_Records supplied_

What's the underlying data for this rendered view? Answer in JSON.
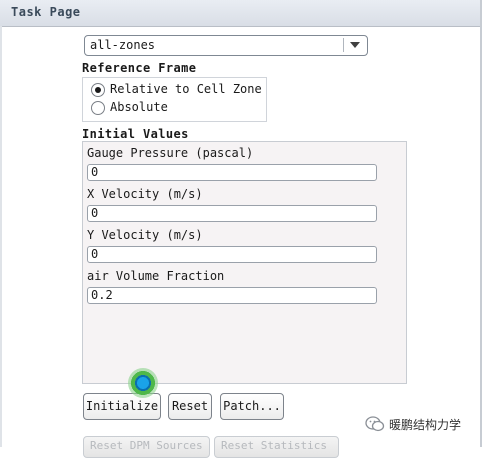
{
  "window": {
    "title": "Task Page"
  },
  "zone_select": {
    "value": "all-zones"
  },
  "reference_frame": {
    "title": "Reference Frame",
    "options": [
      {
        "label": "Relative to Cell Zone",
        "selected": true
      },
      {
        "label": "Absolute",
        "selected": false
      }
    ]
  },
  "initial_values": {
    "title": "Initial Values",
    "fields": [
      {
        "label": "Gauge Pressure (pascal)",
        "value": "0"
      },
      {
        "label": "X Velocity (m/s)",
        "value": "0"
      },
      {
        "label": "Y Velocity (m/s)",
        "value": "0"
      },
      {
        "label": "air Volume Fraction",
        "value": "0.2"
      }
    ]
  },
  "buttons": {
    "initialize": "Initialize",
    "reset": "Reset",
    "patch": "Patch..."
  },
  "hidden_buttons": {
    "left": "Reset DPM Sources",
    "right": "Reset Statistics"
  },
  "watermark": {
    "text": "暖鹏结构力学"
  },
  "colors": {
    "cursor_highlight": "#1aa3e8",
    "cursor_ring": "#4fb84a"
  }
}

_Short problem_
Determine how many lines of the listing above include the word "Reset", and report that number only.

_Answer for this exercise_
3